> [What is asked]
Read the material below. Count the lines containing "value" and give that count alone.

* start *

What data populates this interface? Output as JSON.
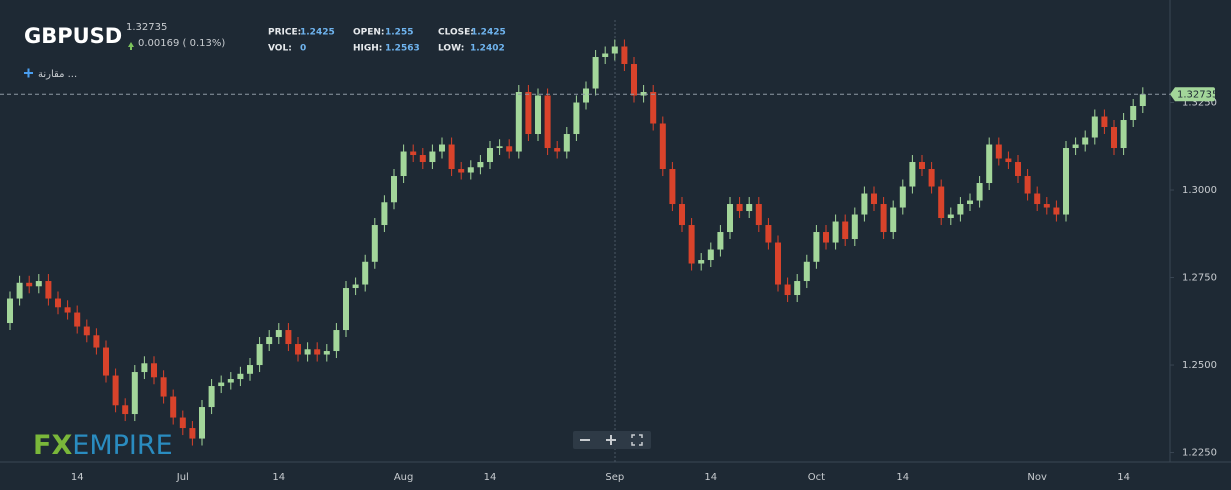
{
  "header": {
    "symbol": "GBPUSD",
    "last": "1.32735",
    "change": "0.00169 ( 0.13%)",
    "fields": [
      {
        "label": "PRICE:",
        "value": "1.2425"
      },
      {
        "label": "OPEN:",
        "value": "1.255"
      },
      {
        "label": "CLOSE:",
        "value": "1.2425"
      },
      {
        "label": "VOL:",
        "value": "0"
      },
      {
        "label": "HIGH:",
        "value": "1.2563"
      },
      {
        "label": "LOW:",
        "value": "1.2402"
      }
    ],
    "compare": "مقارنة ..."
  },
  "logo": {
    "fx": "FX",
    "empire": "EMPIRE"
  },
  "chart_data": {
    "type": "candlestick",
    "up_color": "#a3d69a",
    "down_color": "#d9432b",
    "categories": [
      null,
      null,
      null,
      null,
      null,
      null,
      null,
      "14",
      null,
      null,
      null,
      null,
      null,
      null,
      null,
      null,
      null,
      null,
      "Jul",
      null,
      null,
      null,
      null,
      null,
      null,
      null,
      null,
      null,
      "14",
      null,
      null,
      null,
      null,
      null,
      null,
      null,
      null,
      null,
      null,
      null,
      null,
      "Aug",
      null,
      null,
      null,
      null,
      null,
      null,
      null,
      null,
      "14",
      null,
      null,
      null,
      null,
      null,
      null,
      null,
      null,
      null,
      null,
      null,
      null,
      "Sep",
      null,
      null,
      null,
      null,
      null,
      null,
      null,
      null,
      null,
      "14",
      null,
      null,
      null,
      null,
      null,
      null,
      null,
      null,
      null,
      null,
      "Oct",
      null,
      null,
      null,
      null,
      null,
      null,
      null,
      null,
      "14",
      null,
      null,
      null,
      null,
      null,
      null,
      null,
      null,
      null,
      null,
      null,
      null,
      null,
      "Nov",
      null,
      null,
      null,
      null,
      null,
      null,
      null,
      null,
      "14",
      null,
      null
    ],
    "ohlc": [
      [
        1.262,
        1.271,
        1.26,
        1.269
      ],
      [
        1.269,
        1.2755,
        1.267,
        1.2735
      ],
      [
        1.2735,
        1.2755,
        1.2705,
        1.2725
      ],
      [
        1.2725,
        1.276,
        1.2705,
        1.274
      ],
      [
        1.274,
        1.276,
        1.267,
        1.269
      ],
      [
        1.269,
        1.271,
        1.2645,
        1.2665
      ],
      [
        1.2665,
        1.2685,
        1.263,
        1.265
      ],
      [
        1.265,
        1.267,
        1.259,
        1.261
      ],
      [
        1.261,
        1.263,
        1.2565,
        1.2585
      ],
      [
        1.2585,
        1.2605,
        1.253,
        1.255
      ],
      [
        1.255,
        1.257,
        1.245,
        1.247
      ],
      [
        1.247,
        1.249,
        1.2365,
        1.2385
      ],
      [
        1.2385,
        1.2405,
        1.234,
        1.236
      ],
      [
        1.236,
        1.25,
        1.234,
        1.248
      ],
      [
        1.248,
        1.2525,
        1.246,
        1.2505
      ],
      [
        1.2505,
        1.2525,
        1.2445,
        1.2465
      ],
      [
        1.2465,
        1.2485,
        1.239,
        1.241
      ],
      [
        1.241,
        1.243,
        1.233,
        1.235
      ],
      [
        1.235,
        1.237,
        1.23,
        1.232
      ],
      [
        1.232,
        1.234,
        1.227,
        1.229
      ],
      [
        1.229,
        1.24,
        1.227,
        1.238
      ],
      [
        1.238,
        1.246,
        1.236,
        1.244
      ],
      [
        1.244,
        1.247,
        1.242,
        1.245
      ],
      [
        1.245,
        1.248,
        1.243,
        1.246
      ],
      [
        1.246,
        1.2495,
        1.244,
        1.2475
      ],
      [
        1.2475,
        1.252,
        1.2455,
        1.25
      ],
      [
        1.25,
        1.258,
        1.248,
        1.256
      ],
      [
        1.256,
        1.26,
        1.254,
        1.258
      ],
      [
        1.258,
        1.262,
        1.256,
        1.26
      ],
      [
        1.26,
        1.262,
        1.254,
        1.256
      ],
      [
        1.256,
        1.258,
        1.251,
        1.253
      ],
      [
        1.253,
        1.2565,
        1.251,
        1.2545
      ],
      [
        1.2545,
        1.2565,
        1.251,
        1.253
      ],
      [
        1.253,
        1.256,
        1.251,
        1.254
      ],
      [
        1.254,
        1.262,
        1.252,
        1.26
      ],
      [
        1.26,
        1.274,
        1.258,
        1.272
      ],
      [
        1.272,
        1.275,
        1.27,
        1.273
      ],
      [
        1.273,
        1.2815,
        1.271,
        1.2795
      ],
      [
        1.2795,
        1.292,
        1.2775,
        1.29
      ],
      [
        1.29,
        1.2985,
        1.288,
        1.2965
      ],
      [
        1.2965,
        1.306,
        1.2945,
        1.304
      ],
      [
        1.304,
        1.313,
        1.302,
        1.311
      ],
      [
        1.311,
        1.313,
        1.308,
        1.31
      ],
      [
        1.31,
        1.312,
        1.306,
        1.308
      ],
      [
        1.308,
        1.313,
        1.306,
        1.311
      ],
      [
        1.311,
        1.315,
        1.309,
        1.313
      ],
      [
        1.313,
        1.315,
        1.304,
        1.306
      ],
      [
        1.306,
        1.308,
        1.303,
        1.305
      ],
      [
        1.305,
        1.3085,
        1.303,
        1.3065
      ],
      [
        1.3065,
        1.31,
        1.3045,
        1.308
      ],
      [
        1.308,
        1.314,
        1.306,
        1.312
      ],
      [
        1.312,
        1.3145,
        1.31,
        1.3125
      ],
      [
        1.3125,
        1.3145,
        1.309,
        1.311
      ],
      [
        1.311,
        1.33,
        1.309,
        1.328
      ],
      [
        1.328,
        1.33,
        1.314,
        1.316
      ],
      [
        1.316,
        1.329,
        1.314,
        1.327
      ],
      [
        1.327,
        1.329,
        1.31,
        1.312
      ],
      [
        1.312,
        1.314,
        1.309,
        1.311
      ],
      [
        1.311,
        1.318,
        1.309,
        1.316
      ],
      [
        1.316,
        1.327,
        1.314,
        1.325
      ],
      [
        1.325,
        1.331,
        1.323,
        1.329
      ],
      [
        1.329,
        1.34,
        1.327,
        1.338
      ],
      [
        1.338,
        1.341,
        1.336,
        1.339
      ],
      [
        1.339,
        1.343,
        1.337,
        1.341
      ],
      [
        1.341,
        1.343,
        1.334,
        1.336
      ],
      [
        1.336,
        1.338,
        1.325,
        1.327
      ],
      [
        1.327,
        1.33,
        1.325,
        1.328
      ],
      [
        1.328,
        1.33,
        1.317,
        1.319
      ],
      [
        1.319,
        1.321,
        1.304,
        1.306
      ],
      [
        1.306,
        1.308,
        1.294,
        1.296
      ],
      [
        1.296,
        1.298,
        1.288,
        1.29
      ],
      [
        1.29,
        1.292,
        1.277,
        1.279
      ],
      [
        1.279,
        1.282,
        1.277,
        1.28
      ],
      [
        1.28,
        1.285,
        1.278,
        1.283
      ],
      [
        1.283,
        1.29,
        1.281,
        1.288
      ],
      [
        1.288,
        1.298,
        1.286,
        1.296
      ],
      [
        1.296,
        1.298,
        1.292,
        1.294
      ],
      [
        1.294,
        1.298,
        1.292,
        1.296
      ],
      [
        1.296,
        1.298,
        1.288,
        1.29
      ],
      [
        1.29,
        1.292,
        1.283,
        1.285
      ],
      [
        1.285,
        1.287,
        1.271,
        1.273
      ],
      [
        1.273,
        1.275,
        1.268,
        1.27
      ],
      [
        1.27,
        1.276,
        1.268,
        1.274
      ],
      [
        1.274,
        1.2815,
        1.272,
        1.2795
      ],
      [
        1.2795,
        1.29,
        1.2775,
        1.288
      ],
      [
        1.288,
        1.29,
        1.283,
        1.285
      ],
      [
        1.285,
        1.293,
        1.283,
        1.291
      ],
      [
        1.291,
        1.293,
        1.284,
        1.286
      ],
      [
        1.286,
        1.295,
        1.284,
        1.293
      ],
      [
        1.293,
        1.301,
        1.291,
        1.299
      ],
      [
        1.299,
        1.301,
        1.294,
        1.296
      ],
      [
        1.296,
        1.298,
        1.286,
        1.288
      ],
      [
        1.288,
        1.297,
        1.286,
        1.295
      ],
      [
        1.295,
        1.303,
        1.293,
        1.301
      ],
      [
        1.301,
        1.31,
        1.299,
        1.308
      ],
      [
        1.308,
        1.31,
        1.304,
        1.306
      ],
      [
        1.306,
        1.308,
        1.299,
        1.301
      ],
      [
        1.301,
        1.303,
        1.29,
        1.292
      ],
      [
        1.292,
        1.295,
        1.29,
        1.293
      ],
      [
        1.293,
        1.298,
        1.291,
        1.296
      ],
      [
        1.296,
        1.299,
        1.294,
        1.297
      ],
      [
        1.297,
        1.304,
        1.295,
        1.302
      ],
      [
        1.302,
        1.315,
        1.3,
        1.313
      ],
      [
        1.313,
        1.315,
        1.307,
        1.309
      ],
      [
        1.309,
        1.311,
        1.306,
        1.308
      ],
      [
        1.308,
        1.31,
        1.302,
        1.304
      ],
      [
        1.304,
        1.306,
        1.297,
        1.299
      ],
      [
        1.299,
        1.301,
        1.294,
        1.296
      ],
      [
        1.296,
        1.298,
        1.293,
        1.295
      ],
      [
        1.295,
        1.297,
        1.291,
        1.293
      ],
      [
        1.293,
        1.314,
        1.291,
        1.312
      ],
      [
        1.312,
        1.315,
        1.31,
        1.313
      ],
      [
        1.313,
        1.317,
        1.311,
        1.315
      ],
      [
        1.315,
        1.323,
        1.313,
        1.321
      ],
      [
        1.321,
        1.323,
        1.316,
        1.318
      ],
      [
        1.318,
        1.32,
        1.31,
        1.312
      ],
      [
        1.312,
        1.322,
        1.31,
        1.32
      ],
      [
        1.32,
        1.326,
        1.318,
        1.324
      ],
      [
        1.324,
        1.32935,
        1.322,
        1.32735
      ]
    ],
    "last_price": 1.32735,
    "ylim": [
      1.2223,
      1.35
    ],
    "yticks": [
      {
        "value": 1.225,
        "label": "1.2250"
      },
      {
        "value": 1.25,
        "label": "1.2500"
      },
      {
        "value": 1.275,
        "label": "1.2750"
      },
      {
        "value": 1.3,
        "label": "1.3000"
      },
      {
        "value": 1.325,
        "label": "1.3250"
      }
    ]
  }
}
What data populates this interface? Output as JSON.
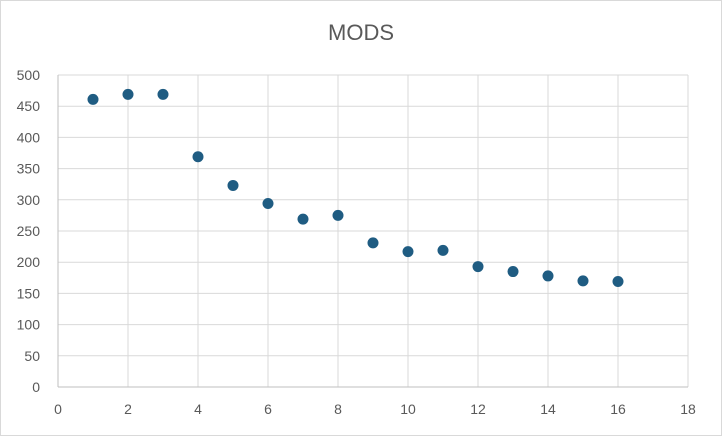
{
  "chart_data": {
    "type": "scatter",
    "title": "MODS",
    "xlabel": "",
    "ylabel": "",
    "xlim": [
      0,
      18
    ],
    "ylim": [
      0,
      500
    ],
    "xticks": [
      0,
      2,
      4,
      6,
      8,
      10,
      12,
      14,
      16,
      18
    ],
    "yticks": [
      0,
      50,
      100,
      150,
      200,
      250,
      300,
      350,
      400,
      450,
      500
    ],
    "grid": true,
    "legend": "none",
    "marker_color": "#1f5c82",
    "series": [
      {
        "points": [
          {
            "x": 1,
            "y": 461
          },
          {
            "x": 2,
            "y": 469
          },
          {
            "x": 3,
            "y": 469
          },
          {
            "x": 4,
            "y": 369
          },
          {
            "x": 5,
            "y": 323
          },
          {
            "x": 6,
            "y": 294
          },
          {
            "x": 7,
            "y": 269
          },
          {
            "x": 8,
            "y": 275
          },
          {
            "x": 9,
            "y": 231
          },
          {
            "x": 10,
            "y": 217
          },
          {
            "x": 11,
            "y": 219
          },
          {
            "x": 12,
            "y": 193
          },
          {
            "x": 13,
            "y": 185
          },
          {
            "x": 14,
            "y": 178
          },
          {
            "x": 15,
            "y": 170
          },
          {
            "x": 16,
            "y": 169
          }
        ]
      }
    ]
  }
}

* end *

> [Written answer]
11